The problem:
Transcribe all of the material exactly.

╭─ Records for processing

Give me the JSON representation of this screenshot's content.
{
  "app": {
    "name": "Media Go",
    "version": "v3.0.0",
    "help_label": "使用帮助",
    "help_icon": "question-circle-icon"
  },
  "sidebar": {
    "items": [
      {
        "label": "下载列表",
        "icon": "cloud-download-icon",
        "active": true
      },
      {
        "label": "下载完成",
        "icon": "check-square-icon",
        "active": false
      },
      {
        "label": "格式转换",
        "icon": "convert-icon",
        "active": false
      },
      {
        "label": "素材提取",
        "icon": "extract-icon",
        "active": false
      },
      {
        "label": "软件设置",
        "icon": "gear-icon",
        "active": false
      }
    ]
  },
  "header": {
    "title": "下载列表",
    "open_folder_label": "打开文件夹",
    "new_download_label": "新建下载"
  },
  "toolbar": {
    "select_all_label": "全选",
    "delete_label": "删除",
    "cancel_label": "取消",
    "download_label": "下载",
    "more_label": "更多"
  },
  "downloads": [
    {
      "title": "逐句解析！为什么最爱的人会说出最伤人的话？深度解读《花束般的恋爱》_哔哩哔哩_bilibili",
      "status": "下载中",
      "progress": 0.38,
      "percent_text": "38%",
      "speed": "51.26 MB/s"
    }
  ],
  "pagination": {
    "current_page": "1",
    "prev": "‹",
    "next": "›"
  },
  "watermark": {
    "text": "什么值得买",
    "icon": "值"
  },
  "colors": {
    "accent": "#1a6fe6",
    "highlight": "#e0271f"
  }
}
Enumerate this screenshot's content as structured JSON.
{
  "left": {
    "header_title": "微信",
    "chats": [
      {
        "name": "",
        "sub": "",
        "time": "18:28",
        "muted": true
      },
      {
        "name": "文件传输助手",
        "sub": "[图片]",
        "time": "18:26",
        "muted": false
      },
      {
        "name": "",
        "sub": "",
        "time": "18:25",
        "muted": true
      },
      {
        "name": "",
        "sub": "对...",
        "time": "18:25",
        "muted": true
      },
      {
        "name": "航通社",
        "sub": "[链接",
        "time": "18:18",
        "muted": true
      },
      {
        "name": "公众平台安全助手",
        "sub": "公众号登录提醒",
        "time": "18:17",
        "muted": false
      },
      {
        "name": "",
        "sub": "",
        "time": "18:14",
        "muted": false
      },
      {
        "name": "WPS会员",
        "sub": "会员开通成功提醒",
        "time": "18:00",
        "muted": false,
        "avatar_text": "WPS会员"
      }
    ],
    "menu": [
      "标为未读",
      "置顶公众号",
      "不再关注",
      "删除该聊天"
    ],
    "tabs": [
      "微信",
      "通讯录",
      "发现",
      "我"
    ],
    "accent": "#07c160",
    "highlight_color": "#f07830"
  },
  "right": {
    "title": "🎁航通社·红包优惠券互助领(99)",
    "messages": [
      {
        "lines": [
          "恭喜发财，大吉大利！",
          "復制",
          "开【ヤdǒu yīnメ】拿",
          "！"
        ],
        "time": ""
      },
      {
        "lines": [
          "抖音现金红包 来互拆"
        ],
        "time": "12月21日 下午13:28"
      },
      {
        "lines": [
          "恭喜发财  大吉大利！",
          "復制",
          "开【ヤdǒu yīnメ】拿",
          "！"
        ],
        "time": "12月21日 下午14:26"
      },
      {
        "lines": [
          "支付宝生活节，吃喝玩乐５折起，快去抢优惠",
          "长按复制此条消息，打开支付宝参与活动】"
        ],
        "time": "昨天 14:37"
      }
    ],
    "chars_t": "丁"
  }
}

╰─

The answer:
Give me the JSON representation of this screenshot's content.
{
  "app": {
    "name": "Media Go",
    "version": "v3.0.0",
    "help_label": "使用帮助",
    "help_icon": "question-circle-icon"
  },
  "sidebar": {
    "items": [
      {
        "label": "下载列表",
        "icon": "cloud-download-icon",
        "active": true
      },
      {
        "label": "下载完成",
        "icon": "check-square-icon",
        "active": false
      },
      {
        "label": "格式转换",
        "icon": "convert-icon",
        "active": false
      },
      {
        "label": "素材提取",
        "icon": "extract-icon",
        "active": false
      },
      {
        "label": "软件设置",
        "icon": "gear-icon",
        "active": false
      }
    ]
  },
  "header": {
    "title": "下载列表",
    "open_folder_label": "打开文件夹",
    "new_download_label": "新建下载"
  },
  "toolbar": {
    "select_all_label": "全选",
    "delete_label": "删除",
    "cancel_label": "取消",
    "download_label": "下载",
    "more_label": "更多"
  },
  "downloads": [
    {
      "title": "逐句解析！为什么最爱的人会说出最伤人的话？深度解读《花束般的恋爱》_哔哩哔哩_bilibili",
      "status": "下载中",
      "progress": 0.38,
      "percent_text": "38%",
      "speed": "51.26 MB/s"
    }
  ],
  "pagination": {
    "current_page": "1",
    "prev": "‹",
    "next": "›"
  },
  "watermark": {
    "text": "什么值得买",
    "icon": "值"
  },
  "colors": {
    "accent": "#1a6fe6",
    "highlight": "#e0271f"
  }
}
Enumerate this screenshot's content as structured JSON.
{
  "left": {
    "header_title": "微信",
    "chats": [
      {
        "name": "",
        "sub": "",
        "time": "18:28",
        "muted": true
      },
      {
        "name": "文件传输助手",
        "sub": "[图片]",
        "time": "18:26",
        "muted": false
      },
      {
        "name": "",
        "sub": "",
        "time": "18:25",
        "muted": true
      },
      {
        "name": "",
        "sub": "对...",
        "time": "18:25",
        "muted": true
      },
      {
        "name": "航通社",
        "sub": "[链接",
        "time": "18:18",
        "muted": true
      },
      {
        "name": "公众平台安全助手",
        "sub": "公众号登录提醒",
        "time": "18:17",
        "muted": false
      },
      {
        "name": "",
        "sub": "",
        "time": "18:14",
        "muted": false
      },
      {
        "name": "WPS会员",
        "sub": "会员开通成功提醒",
        "time": "18:00",
        "muted": false,
        "avatar_text": "WPS会员"
      }
    ],
    "menu": [
      "标为未读",
      "置顶公众号",
      "不再关注",
      "删除该聊天"
    ],
    "tabs": [
      "微信",
      "通讯录",
      "发现",
      "我"
    ],
    "accent": "#07c160",
    "highlight_color": "#f07830"
  },
  "right": {
    "title": "🎁航通社·红包优惠券互助领(99)",
    "messages": [
      {
        "lines": [
          "恭喜发财，大吉大利！",
          "復制",
          "开【ヤdǒu yīnメ】拿",
          "！"
        ],
        "time": ""
      },
      {
        "lines": [
          "抖音现金红包 来互拆"
        ],
        "time": "12月21日 下午13:28"
      },
      {
        "lines": [
          "恭喜发财  大吉大利！",
          "復制",
          "开【ヤdǒu yīnメ】拿",
          "！"
        ],
        "time": "12月21日 下午14:26"
      },
      {
        "lines": [
          "支付宝生活节，吃喝玩乐５折起，快去抢优惠",
          "长按复制此条消息，打开支付宝参与活动】"
        ],
        "time": "昨天 14:37"
      }
    ],
    "chars_t": "丁"
  }
}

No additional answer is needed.